#### RECORDS TO PROCESS ####
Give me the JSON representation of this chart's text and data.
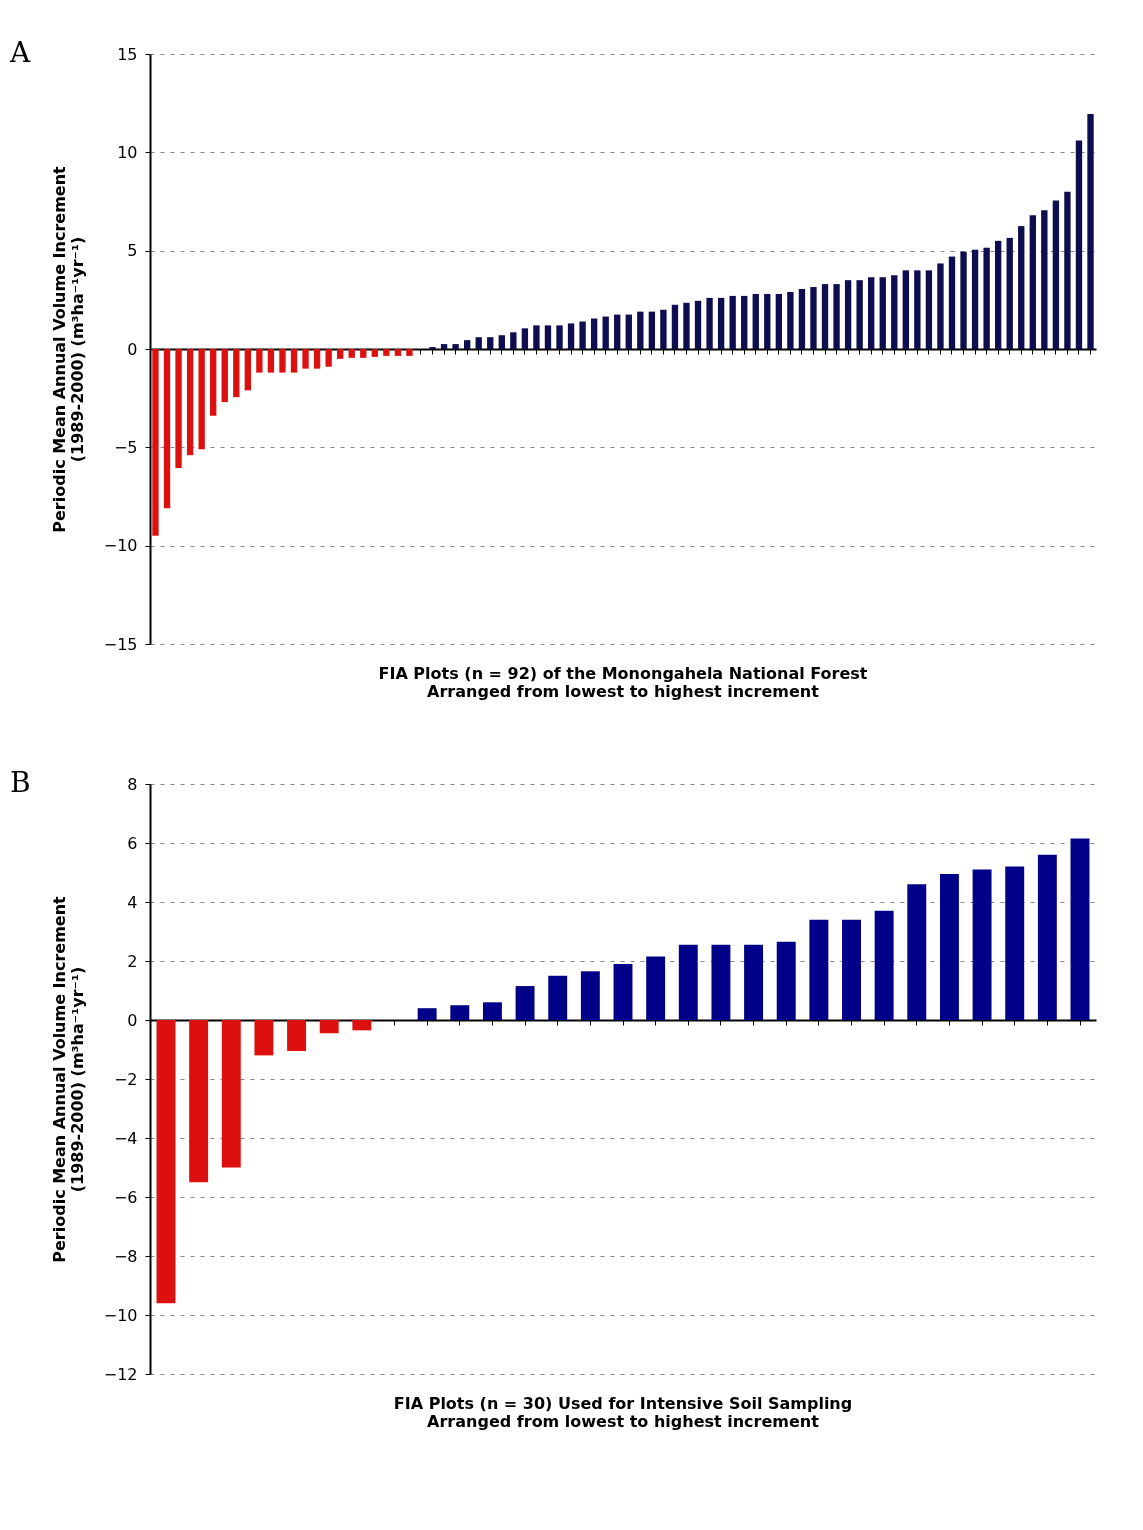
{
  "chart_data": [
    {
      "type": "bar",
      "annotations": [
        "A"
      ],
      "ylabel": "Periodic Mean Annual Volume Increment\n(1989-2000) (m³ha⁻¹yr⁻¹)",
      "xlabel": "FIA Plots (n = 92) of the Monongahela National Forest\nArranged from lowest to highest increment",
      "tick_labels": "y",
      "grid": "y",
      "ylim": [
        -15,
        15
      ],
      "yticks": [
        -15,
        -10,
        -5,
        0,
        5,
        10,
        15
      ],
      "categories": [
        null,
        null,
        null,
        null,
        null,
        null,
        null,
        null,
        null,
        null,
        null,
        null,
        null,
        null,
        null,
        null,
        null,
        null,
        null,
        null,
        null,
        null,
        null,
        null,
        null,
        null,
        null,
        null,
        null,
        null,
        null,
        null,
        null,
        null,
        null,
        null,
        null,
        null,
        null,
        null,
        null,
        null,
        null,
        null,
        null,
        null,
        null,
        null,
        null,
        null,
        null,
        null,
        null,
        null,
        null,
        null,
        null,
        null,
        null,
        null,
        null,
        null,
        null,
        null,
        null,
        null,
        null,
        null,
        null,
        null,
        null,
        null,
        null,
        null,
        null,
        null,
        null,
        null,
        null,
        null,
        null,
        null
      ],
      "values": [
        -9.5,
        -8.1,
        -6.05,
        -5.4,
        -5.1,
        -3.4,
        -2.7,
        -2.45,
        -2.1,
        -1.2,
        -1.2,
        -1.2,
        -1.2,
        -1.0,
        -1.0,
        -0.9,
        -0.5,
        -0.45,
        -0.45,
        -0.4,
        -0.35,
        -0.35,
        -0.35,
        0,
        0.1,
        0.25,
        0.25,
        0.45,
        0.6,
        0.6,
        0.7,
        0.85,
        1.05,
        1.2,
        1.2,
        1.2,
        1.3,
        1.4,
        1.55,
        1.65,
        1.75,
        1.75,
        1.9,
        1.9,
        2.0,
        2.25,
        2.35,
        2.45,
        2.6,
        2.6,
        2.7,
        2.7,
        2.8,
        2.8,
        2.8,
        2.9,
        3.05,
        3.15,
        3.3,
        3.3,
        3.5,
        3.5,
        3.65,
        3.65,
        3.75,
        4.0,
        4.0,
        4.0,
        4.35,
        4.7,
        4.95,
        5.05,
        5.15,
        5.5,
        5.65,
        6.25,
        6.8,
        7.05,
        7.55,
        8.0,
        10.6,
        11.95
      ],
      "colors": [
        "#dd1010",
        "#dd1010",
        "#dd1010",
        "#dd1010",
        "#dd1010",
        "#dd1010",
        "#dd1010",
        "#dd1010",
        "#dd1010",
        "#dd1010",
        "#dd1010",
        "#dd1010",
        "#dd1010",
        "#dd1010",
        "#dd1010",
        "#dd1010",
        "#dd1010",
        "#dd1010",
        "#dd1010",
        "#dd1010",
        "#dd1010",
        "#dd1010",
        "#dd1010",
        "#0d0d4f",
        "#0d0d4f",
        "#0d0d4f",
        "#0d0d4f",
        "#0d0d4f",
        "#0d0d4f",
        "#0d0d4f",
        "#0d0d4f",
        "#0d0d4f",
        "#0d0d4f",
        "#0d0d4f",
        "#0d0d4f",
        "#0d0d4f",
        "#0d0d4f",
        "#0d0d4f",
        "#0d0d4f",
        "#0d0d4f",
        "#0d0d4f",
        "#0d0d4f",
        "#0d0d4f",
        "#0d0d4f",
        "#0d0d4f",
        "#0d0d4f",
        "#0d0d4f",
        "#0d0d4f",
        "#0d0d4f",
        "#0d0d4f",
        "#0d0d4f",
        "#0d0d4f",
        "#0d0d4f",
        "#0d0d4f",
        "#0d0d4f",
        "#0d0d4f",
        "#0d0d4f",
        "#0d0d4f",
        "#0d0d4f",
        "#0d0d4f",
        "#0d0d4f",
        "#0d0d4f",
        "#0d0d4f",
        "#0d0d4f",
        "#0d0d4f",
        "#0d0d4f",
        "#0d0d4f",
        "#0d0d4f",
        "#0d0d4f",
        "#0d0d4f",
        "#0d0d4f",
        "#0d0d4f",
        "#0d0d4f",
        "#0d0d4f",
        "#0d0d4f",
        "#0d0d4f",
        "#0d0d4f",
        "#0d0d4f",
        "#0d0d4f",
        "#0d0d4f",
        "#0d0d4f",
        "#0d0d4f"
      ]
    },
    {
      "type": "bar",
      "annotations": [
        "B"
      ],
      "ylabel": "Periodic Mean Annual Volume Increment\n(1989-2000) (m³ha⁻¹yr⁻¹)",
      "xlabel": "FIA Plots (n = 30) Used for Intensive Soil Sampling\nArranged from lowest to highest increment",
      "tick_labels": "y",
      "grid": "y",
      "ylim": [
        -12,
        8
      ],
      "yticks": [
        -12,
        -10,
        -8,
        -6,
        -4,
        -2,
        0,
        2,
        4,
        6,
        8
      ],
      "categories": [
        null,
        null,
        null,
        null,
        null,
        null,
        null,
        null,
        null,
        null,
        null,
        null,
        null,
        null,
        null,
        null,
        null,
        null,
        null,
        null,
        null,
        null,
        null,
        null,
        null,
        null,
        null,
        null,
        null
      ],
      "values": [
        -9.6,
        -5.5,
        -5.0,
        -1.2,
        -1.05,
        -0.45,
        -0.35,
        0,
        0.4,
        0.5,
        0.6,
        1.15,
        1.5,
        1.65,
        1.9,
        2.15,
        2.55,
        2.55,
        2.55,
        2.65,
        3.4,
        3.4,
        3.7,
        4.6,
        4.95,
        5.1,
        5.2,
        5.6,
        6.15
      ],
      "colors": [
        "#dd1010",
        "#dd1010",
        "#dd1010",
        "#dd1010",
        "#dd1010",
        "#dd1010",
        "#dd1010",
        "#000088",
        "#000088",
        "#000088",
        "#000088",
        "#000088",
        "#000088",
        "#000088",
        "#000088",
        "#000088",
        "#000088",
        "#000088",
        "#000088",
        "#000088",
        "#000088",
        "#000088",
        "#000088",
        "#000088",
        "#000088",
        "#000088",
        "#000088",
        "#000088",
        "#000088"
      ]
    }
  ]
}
####
• _TASK_
Where a line of the entries contains the word "from", copy that line.

• _RESULT OF THIS TASK_
      "xlabel": "FIA Plots (n = 92) of the Monongahela National Forest\nArranged from lowest to highest increment",
      "xlabel": "FIA Plots (n = 30) Used for Intensive Soil Sampling\nArranged from lowest to highest increment",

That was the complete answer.